Data provided -
====

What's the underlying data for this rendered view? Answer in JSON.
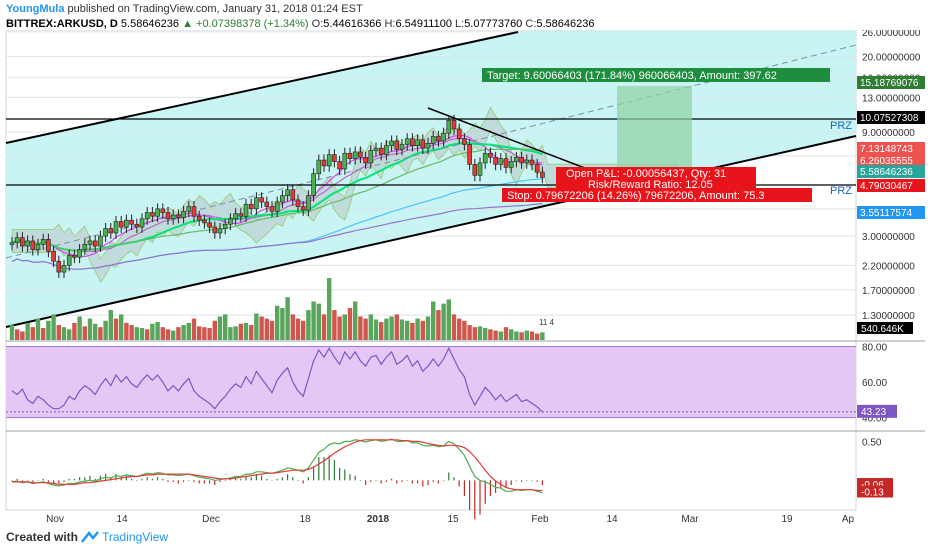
{
  "header": {
    "author": "YoungMula",
    "published": "published on TradingView.com, January 31, 2018 01:24 EST",
    "symbol": "BITTREX:ARKUSD, D",
    "last": "5.58646236",
    "change": "▲ +0.07398378 (+1.34%)",
    "o_label": "O:",
    "o_val": "5.44616366",
    "h_label": "H:",
    "h_val": "6.54911100",
    "l_label": "L:",
    "l_val": "5.07773760",
    "c_label": "C:",
    "c_val": "5.58646236"
  },
  "footer": {
    "created": "Created with",
    "brand": "TradingView"
  },
  "colors": {
    "up": "#26a69a",
    "down": "#ef5350",
    "channel_fill": "#c8f4f4",
    "vol_up": "#58a55c",
    "vol_down": "#d0574e",
    "rsi_fill": "#e4c7f5",
    "rsi_line": "#7e57c2",
    "macd_line": "#4caf50",
    "signal_line": "#e53935",
    "target": "#1e8e3e",
    "stop": "#e8141b"
  },
  "chart_data": [
    {
      "type": "candlestick",
      "name": "ARKUSD price",
      "scale": "log",
      "x_ticks": [
        "Nov",
        "14",
        "Dec",
        "18",
        "2018",
        "15",
        "Feb",
        "14",
        "Mar",
        "19",
        "Ap"
      ],
      "y_ticks": [
        "26.00000000",
        "20.00000000",
        "16.00000000",
        "13.00000000",
        "9.00000000",
        "7.00000000",
        "4.00000000",
        "3.00000000",
        "2.20000000",
        "1.70000000",
        "1.30000000"
      ],
      "ylim": [
        1.0,
        26.5
      ],
      "closes": [
        2.8,
        2.95,
        2.7,
        2.85,
        2.6,
        2.75,
        2.9,
        2.55,
        2.3,
        2.05,
        2.2,
        2.45,
        2.4,
        2.6,
        2.75,
        2.85,
        2.7,
        3.0,
        3.25,
        3.1,
        3.5,
        3.3,
        3.55,
        3.4,
        3.3,
        3.6,
        3.85,
        3.7,
        4.0,
        3.85,
        3.6,
        3.75,
        3.65,
        3.9,
        4.1,
        3.7,
        3.55,
        3.45,
        3.3,
        3.1,
        3.25,
        3.4,
        3.6,
        3.8,
        3.7,
        4.2,
        4.0,
        4.5,
        4.3,
        4.1,
        3.9,
        4.3,
        4.6,
        4.9,
        4.4,
        4.1,
        3.95,
        4.6,
        5.8,
        6.7,
        6.3,
        7.1,
        6.6,
        6.1,
        7.2,
        6.8,
        7.3,
        6.9,
        6.5,
        7.4,
        7.6,
        7.1,
        7.8,
        8.2,
        7.5,
        7.9,
        8.4,
        7.8,
        8.3,
        7.6,
        8.0,
        8.6,
        8.2,
        8.9,
        10.2,
        9.3,
        8.4,
        7.9,
        6.4,
        5.7,
        6.5,
        7.2,
        6.9,
        6.4,
        6.8,
        6.2,
        6.6,
        6.9,
        6.5,
        6.7,
        6.4,
        5.9,
        5.58
      ],
      "price_labels": [
        {
          "text": "15.18769076",
          "color": "#2e7d32"
        },
        {
          "text": "10.07527308",
          "color": "#000000"
        },
        {
          "text": "7.13148743",
          "color": "#ef5350"
        },
        {
          "text": "6.26035555",
          "color": "#ef5350"
        },
        {
          "text": "5.58646236",
          "color": "#26a69a"
        },
        {
          "text": "4.79030467",
          "color": "#e8141b"
        },
        {
          "text": "3.55117574",
          "color": "#2196f3"
        }
      ],
      "annotations": {
        "prz": "PRZ",
        "target": "Target: 9.60066403 (171.84%) 960066403, Amount: 397.62",
        "open_pl": "Open P&L: -0.00056437, Qty: 31",
        "rr": "Risk/Reward Ratio: 12.05",
        "stop": "Stop: 0.79672206 (14.26%) 79672206, Amount: 75.3"
      }
    },
    {
      "type": "bar",
      "name": "Volume",
      "last_label": "540.646K",
      "events_label": "11 4",
      "values": [
        0.35,
        0.25,
        0.2,
        0.4,
        0.3,
        0.5,
        0.28,
        0.45,
        0.6,
        0.35,
        0.3,
        0.25,
        0.4,
        0.55,
        0.32,
        0.5,
        0.38,
        0.3,
        0.45,
        0.7,
        0.5,
        0.6,
        0.4,
        0.35,
        0.3,
        0.28,
        0.25,
        0.38,
        0.42,
        0.3,
        0.25,
        0.22,
        0.3,
        0.35,
        0.4,
        0.5,
        0.32,
        0.3,
        0.28,
        0.45,
        0.55,
        0.6,
        0.3,
        0.32,
        0.38,
        0.4,
        0.35,
        0.62,
        0.55,
        0.5,
        0.45,
        0.8,
        0.75,
        1.0,
        0.6,
        0.5,
        0.45,
        0.7,
        0.9,
        0.85,
        0.6,
        1.45,
        0.7,
        0.55,
        0.6,
        0.75,
        0.9,
        0.55,
        0.5,
        0.6,
        0.48,
        0.42,
        0.5,
        0.55,
        0.6,
        0.48,
        0.45,
        0.4,
        0.5,
        0.45,
        0.55,
        0.9,
        0.7,
        0.85,
        0.95,
        0.6,
        0.5,
        0.45,
        0.35,
        0.3,
        0.32,
        0.28,
        0.25,
        0.22,
        0.2,
        0.3,
        0.25,
        0.2,
        0.18,
        0.22,
        0.2,
        0.15,
        0.18
      ],
      "up": [
        1,
        0,
        0,
        1,
        0,
        1,
        0,
        1,
        1,
        0,
        1,
        1,
        0,
        1,
        0,
        1,
        1,
        0,
        1,
        1,
        0,
        1,
        0,
        0,
        1,
        1,
        0,
        1,
        1,
        0,
        0,
        1,
        0,
        1,
        1,
        0,
        0,
        0,
        0,
        0,
        1,
        1,
        1,
        1,
        0,
        1,
        0,
        1,
        0,
        0,
        0,
        1,
        1,
        1,
        0,
        0,
        0,
        1,
        1,
        1,
        0,
        1,
        0,
        0,
        1,
        0,
        1,
        0,
        0,
        1,
        1,
        0,
        1,
        1,
        0,
        1,
        1,
        0,
        1,
        0,
        1,
        1,
        0,
        1,
        1,
        0,
        0,
        0,
        0,
        0,
        1,
        1,
        0,
        0,
        1,
        0,
        1,
        1,
        0,
        1,
        0,
        0,
        1
      ]
    },
    {
      "type": "line",
      "name": "RSI",
      "y_ticks": [
        "80.00",
        "60.00",
        "40.00"
      ],
      "current": "43.23",
      "ylim": [
        33,
        82
      ],
      "values": [
        55,
        53,
        56,
        50,
        48,
        52,
        50,
        47,
        45,
        45,
        47,
        52,
        50,
        55,
        58,
        56,
        53,
        58,
        62,
        58,
        64,
        60,
        63,
        59,
        57,
        61,
        64,
        61,
        64,
        60,
        55,
        58,
        55,
        59,
        62,
        55,
        52,
        50,
        48,
        45,
        49,
        52,
        56,
        59,
        57,
        63,
        59,
        66,
        62,
        58,
        54,
        61,
        65,
        68,
        60,
        55,
        52,
        62,
        72,
        78,
        74,
        79,
        74,
        70,
        77,
        73,
        77,
        72,
        69,
        74,
        75,
        70,
        74,
        77,
        70,
        72,
        75,
        69,
        72,
        66,
        69,
        73,
        69,
        73,
        79,
        73,
        67,
        63,
        53,
        47,
        52,
        57,
        54,
        50,
        53,
        49,
        51,
        53,
        49,
        50,
        48,
        46,
        43.23
      ]
    },
    {
      "type": "line",
      "name": "MACD",
      "y_ticks": [
        "0.50"
      ],
      "macd_label": "-0.06",
      "signal_label": "-0.13",
      "ylim": [
        -0.38,
        0.62
      ],
      "macd": [
        -0.02,
        -0.01,
        -0.03,
        -0.02,
        -0.04,
        -0.03,
        -0.02,
        -0.04,
        -0.06,
        -0.07,
        -0.06,
        -0.04,
        -0.04,
        -0.02,
        -0.01,
        0.0,
        -0.01,
        0.02,
        0.04,
        0.03,
        0.06,
        0.05,
        0.07,
        0.06,
        0.05,
        0.07,
        0.09,
        0.08,
        0.1,
        0.09,
        0.07,
        0.07,
        0.06,
        0.07,
        0.08,
        0.06,
        0.04,
        0.03,
        0.02,
        0.0,
        0.01,
        0.02,
        0.03,
        0.05,
        0.05,
        0.08,
        0.08,
        0.11,
        0.11,
        0.1,
        0.09,
        0.11,
        0.13,
        0.16,
        0.15,
        0.13,
        0.11,
        0.16,
        0.26,
        0.36,
        0.4,
        0.46,
        0.48,
        0.47,
        0.5,
        0.5,
        0.52,
        0.51,
        0.49,
        0.51,
        0.52,
        0.5,
        0.51,
        0.53,
        0.5,
        0.5,
        0.51,
        0.48,
        0.48,
        0.45,
        0.44,
        0.45,
        0.43,
        0.44,
        0.5,
        0.47,
        0.4,
        0.32,
        0.18,
        0.05,
        0.0,
        -0.02,
        -0.05,
        -0.09,
        -0.1,
        -0.14,
        -0.14,
        -0.12,
        -0.13,
        -0.12,
        -0.12,
        -0.14,
        -0.16
      ],
      "signal": [
        -0.02,
        -0.02,
        -0.02,
        -0.02,
        -0.03,
        -0.03,
        -0.03,
        -0.03,
        -0.04,
        -0.05,
        -0.05,
        -0.05,
        -0.05,
        -0.04,
        -0.03,
        -0.03,
        -0.02,
        -0.01,
        0.0,
        0.01,
        0.02,
        0.03,
        0.04,
        0.05,
        0.05,
        0.06,
        0.07,
        0.07,
        0.08,
        0.08,
        0.08,
        0.08,
        0.08,
        0.08,
        0.08,
        0.07,
        0.06,
        0.05,
        0.04,
        0.03,
        0.02,
        0.02,
        0.02,
        0.03,
        0.04,
        0.05,
        0.06,
        0.07,
        0.08,
        0.09,
        0.09,
        0.1,
        0.11,
        0.12,
        0.13,
        0.13,
        0.13,
        0.14,
        0.17,
        0.21,
        0.25,
        0.3,
        0.35,
        0.39,
        0.43,
        0.46,
        0.49,
        0.51,
        0.52,
        0.52,
        0.52,
        0.52,
        0.52,
        0.52,
        0.52,
        0.51,
        0.51,
        0.5,
        0.5,
        0.49,
        0.47,
        0.46,
        0.45,
        0.44,
        0.45,
        0.45,
        0.44,
        0.42,
        0.37,
        0.3,
        0.22,
        0.13,
        0.05,
        -0.01,
        -0.05,
        -0.09,
        -0.11,
        -0.12,
        -0.12,
        -0.12,
        -0.12,
        -0.13,
        -0.13
      ]
    }
  ]
}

====

Set task - Gather up the lines containing the word "name" from these records and copy them.

Solution -
      "name": "ARKUSD price",
      "name": "Volume",
      "name": "RSI",
      "name": "MACD",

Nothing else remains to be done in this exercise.